Each entry below must be repeated word for word.
::: DATA FOR THIS EXERCISE
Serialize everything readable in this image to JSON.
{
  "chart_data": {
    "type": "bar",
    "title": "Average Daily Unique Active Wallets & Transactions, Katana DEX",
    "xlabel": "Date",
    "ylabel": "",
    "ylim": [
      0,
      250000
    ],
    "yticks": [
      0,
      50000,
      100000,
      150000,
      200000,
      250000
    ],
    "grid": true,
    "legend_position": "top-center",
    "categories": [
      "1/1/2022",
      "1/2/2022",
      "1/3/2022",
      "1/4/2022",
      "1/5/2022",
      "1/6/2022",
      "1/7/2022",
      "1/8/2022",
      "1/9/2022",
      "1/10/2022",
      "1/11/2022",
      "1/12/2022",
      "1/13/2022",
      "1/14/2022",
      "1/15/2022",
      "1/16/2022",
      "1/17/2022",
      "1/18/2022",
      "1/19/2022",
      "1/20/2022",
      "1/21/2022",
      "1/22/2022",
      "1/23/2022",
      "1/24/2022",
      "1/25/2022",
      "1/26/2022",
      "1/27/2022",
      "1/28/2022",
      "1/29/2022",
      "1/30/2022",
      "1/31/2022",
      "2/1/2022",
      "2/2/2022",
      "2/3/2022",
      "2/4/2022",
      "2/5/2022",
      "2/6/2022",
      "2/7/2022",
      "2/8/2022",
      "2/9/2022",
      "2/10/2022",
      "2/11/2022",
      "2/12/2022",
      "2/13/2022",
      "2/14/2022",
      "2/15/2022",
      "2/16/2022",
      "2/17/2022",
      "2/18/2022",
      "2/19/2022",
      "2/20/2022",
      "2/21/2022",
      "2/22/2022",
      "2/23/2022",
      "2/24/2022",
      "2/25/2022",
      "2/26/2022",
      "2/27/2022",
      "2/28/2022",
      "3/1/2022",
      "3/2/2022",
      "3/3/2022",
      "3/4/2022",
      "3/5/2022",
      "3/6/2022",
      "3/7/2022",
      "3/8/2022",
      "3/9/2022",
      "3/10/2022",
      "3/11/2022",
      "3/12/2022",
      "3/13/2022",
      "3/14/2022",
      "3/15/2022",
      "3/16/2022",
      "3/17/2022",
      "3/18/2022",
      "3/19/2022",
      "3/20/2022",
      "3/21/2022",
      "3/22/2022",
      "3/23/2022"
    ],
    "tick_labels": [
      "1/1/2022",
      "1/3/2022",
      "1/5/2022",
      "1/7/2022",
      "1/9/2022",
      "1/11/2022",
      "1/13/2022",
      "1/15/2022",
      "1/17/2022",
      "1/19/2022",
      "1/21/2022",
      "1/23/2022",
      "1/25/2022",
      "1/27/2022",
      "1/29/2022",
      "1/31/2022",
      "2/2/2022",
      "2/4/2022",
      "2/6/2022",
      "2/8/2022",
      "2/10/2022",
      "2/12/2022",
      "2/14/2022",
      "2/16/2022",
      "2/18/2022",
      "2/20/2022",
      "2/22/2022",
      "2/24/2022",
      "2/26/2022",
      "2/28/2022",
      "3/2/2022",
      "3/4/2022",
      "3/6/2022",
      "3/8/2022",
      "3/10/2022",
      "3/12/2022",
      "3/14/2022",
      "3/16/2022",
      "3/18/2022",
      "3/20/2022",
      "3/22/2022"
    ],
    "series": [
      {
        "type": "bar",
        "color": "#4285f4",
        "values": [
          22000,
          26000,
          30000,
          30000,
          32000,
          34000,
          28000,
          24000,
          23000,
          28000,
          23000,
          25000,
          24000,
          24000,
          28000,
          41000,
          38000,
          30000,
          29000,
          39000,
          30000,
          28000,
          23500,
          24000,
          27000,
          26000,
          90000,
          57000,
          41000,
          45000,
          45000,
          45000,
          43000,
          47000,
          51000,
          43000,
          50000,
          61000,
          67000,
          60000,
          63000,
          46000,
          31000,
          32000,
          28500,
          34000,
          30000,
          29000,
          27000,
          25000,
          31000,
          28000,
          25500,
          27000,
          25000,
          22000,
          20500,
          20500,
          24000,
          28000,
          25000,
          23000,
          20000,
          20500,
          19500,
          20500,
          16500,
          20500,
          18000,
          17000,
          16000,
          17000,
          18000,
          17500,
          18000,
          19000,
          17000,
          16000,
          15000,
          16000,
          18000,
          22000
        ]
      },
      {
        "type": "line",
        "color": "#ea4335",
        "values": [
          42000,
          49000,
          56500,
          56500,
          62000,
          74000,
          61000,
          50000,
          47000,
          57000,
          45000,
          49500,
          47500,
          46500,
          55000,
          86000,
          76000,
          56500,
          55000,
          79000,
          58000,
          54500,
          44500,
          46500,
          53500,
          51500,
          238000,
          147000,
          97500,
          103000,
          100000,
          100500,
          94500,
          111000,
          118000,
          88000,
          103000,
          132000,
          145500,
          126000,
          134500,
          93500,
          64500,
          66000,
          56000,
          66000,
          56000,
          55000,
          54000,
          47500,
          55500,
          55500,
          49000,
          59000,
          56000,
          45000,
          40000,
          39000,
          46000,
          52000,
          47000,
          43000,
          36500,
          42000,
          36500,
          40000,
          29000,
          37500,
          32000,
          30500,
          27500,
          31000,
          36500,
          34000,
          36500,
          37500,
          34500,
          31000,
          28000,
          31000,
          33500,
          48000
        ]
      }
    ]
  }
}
::::::
**TASK SOLUTION**
Serialize everything readable in this image to JSON.
{
  "chart_data": {
    "type": "bar",
    "title": "Average Daily Unique Active Wallets & Transactions, Katana DEX",
    "xlabel": "Date",
    "ylabel": "",
    "ylim": [
      0,
      250000
    ],
    "yticks": [
      0,
      50000,
      100000,
      150000,
      200000,
      250000
    ],
    "grid": true,
    "legend_position": "top-center",
    "categories": [
      "1/1/2022",
      "1/2/2022",
      "1/3/2022",
      "1/4/2022",
      "1/5/2022",
      "1/6/2022",
      "1/7/2022",
      "1/8/2022",
      "1/9/2022",
      "1/10/2022",
      "1/11/2022",
      "1/12/2022",
      "1/13/2022",
      "1/14/2022",
      "1/15/2022",
      "1/16/2022",
      "1/17/2022",
      "1/18/2022",
      "1/19/2022",
      "1/20/2022",
      "1/21/2022",
      "1/22/2022",
      "1/23/2022",
      "1/24/2022",
      "1/25/2022",
      "1/26/2022",
      "1/27/2022",
      "1/28/2022",
      "1/29/2022",
      "1/30/2022",
      "1/31/2022",
      "2/1/2022",
      "2/2/2022",
      "2/3/2022",
      "2/4/2022",
      "2/5/2022",
      "2/6/2022",
      "2/7/2022",
      "2/8/2022",
      "2/9/2022",
      "2/10/2022",
      "2/11/2022",
      "2/12/2022",
      "2/13/2022",
      "2/14/2022",
      "2/15/2022",
      "2/16/2022",
      "2/17/2022",
      "2/18/2022",
      "2/19/2022",
      "2/20/2022",
      "2/21/2022",
      "2/22/2022",
      "2/23/2022",
      "2/24/2022",
      "2/25/2022",
      "2/26/2022",
      "2/27/2022",
      "2/28/2022",
      "3/1/2022",
      "3/2/2022",
      "3/3/2022",
      "3/4/2022",
      "3/5/2022",
      "3/6/2022",
      "3/7/2022",
      "3/8/2022",
      "3/9/2022",
      "3/10/2022",
      "3/11/2022",
      "3/12/2022",
      "3/13/2022",
      "3/14/2022",
      "3/15/2022",
      "3/16/2022",
      "3/17/2022",
      "3/18/2022",
      "3/19/2022",
      "3/20/2022",
      "3/21/2022",
      "3/22/2022",
      "3/23/2022"
    ],
    "tick_labels": [
      "1/1/2022",
      "1/3/2022",
      "1/5/2022",
      "1/7/2022",
      "1/9/2022",
      "1/11/2022",
      "1/13/2022",
      "1/15/2022",
      "1/17/2022",
      "1/19/2022",
      "1/21/2022",
      "1/23/2022",
      "1/25/2022",
      "1/27/2022",
      "1/29/2022",
      "1/31/2022",
      "2/2/2022",
      "2/4/2022",
      "2/6/2022",
      "2/8/2022",
      "2/10/2022",
      "2/12/2022",
      "2/14/2022",
      "2/16/2022",
      "2/18/2022",
      "2/20/2022",
      "2/22/2022",
      "2/24/2022",
      "2/26/2022",
      "2/28/2022",
      "3/2/2022",
      "3/4/2022",
      "3/6/2022",
      "3/8/2022",
      "3/10/2022",
      "3/12/2022",
      "3/14/2022",
      "3/16/2022",
      "3/18/2022",
      "3/20/2022",
      "3/22/2022"
    ],
    "series": [
      {
        "type": "bar",
        "color": "#4285f4",
        "values": [
          22000,
          26000,
          30000,
          30000,
          32000,
          34000,
          28000,
          24000,
          23000,
          28000,
          23000,
          25000,
          24000,
          24000,
          28000,
          41000,
          38000,
          30000,
          29000,
          39000,
          30000,
          28000,
          23500,
          24000,
          27000,
          26000,
          90000,
          57000,
          41000,
          45000,
          45000,
          45000,
          43000,
          47000,
          51000,
          43000,
          50000,
          61000,
          67000,
          60000,
          63000,
          46000,
          31000,
          32000,
          28500,
          34000,
          30000,
          29000,
          27000,
          25000,
          31000,
          28000,
          25500,
          27000,
          25000,
          22000,
          20500,
          20500,
          24000,
          28000,
          25000,
          23000,
          20000,
          20500,
          19500,
          20500,
          16500,
          20500,
          18000,
          17000,
          16000,
          17000,
          18000,
          17500,
          18000,
          19000,
          17000,
          16000,
          15000,
          16000,
          18000,
          22000
        ]
      },
      {
        "type": "line",
        "color": "#ea4335",
        "values": [
          42000,
          49000,
          56500,
          56500,
          62000,
          74000,
          61000,
          50000,
          47000,
          57000,
          45000,
          49500,
          47500,
          46500,
          55000,
          86000,
          76000,
          56500,
          55000,
          79000,
          58000,
          54500,
          44500,
          46500,
          53500,
          51500,
          238000,
          147000,
          97500,
          103000,
          100000,
          100500,
          94500,
          111000,
          118000,
          88000,
          103000,
          132000,
          145500,
          126000,
          134500,
          93500,
          64500,
          66000,
          56000,
          66000,
          56000,
          55000,
          54000,
          47500,
          55500,
          55500,
          49000,
          59000,
          56000,
          45000,
          40000,
          39000,
          46000,
          52000,
          47000,
          43000,
          36500,
          42000,
          36500,
          40000,
          29000,
          37500,
          32000,
          30500,
          27500,
          31000,
          36500,
          34000,
          36500,
          37500,
          34500,
          31000,
          28000,
          31000,
          33500,
          48000
        ]
      }
    ]
  }
}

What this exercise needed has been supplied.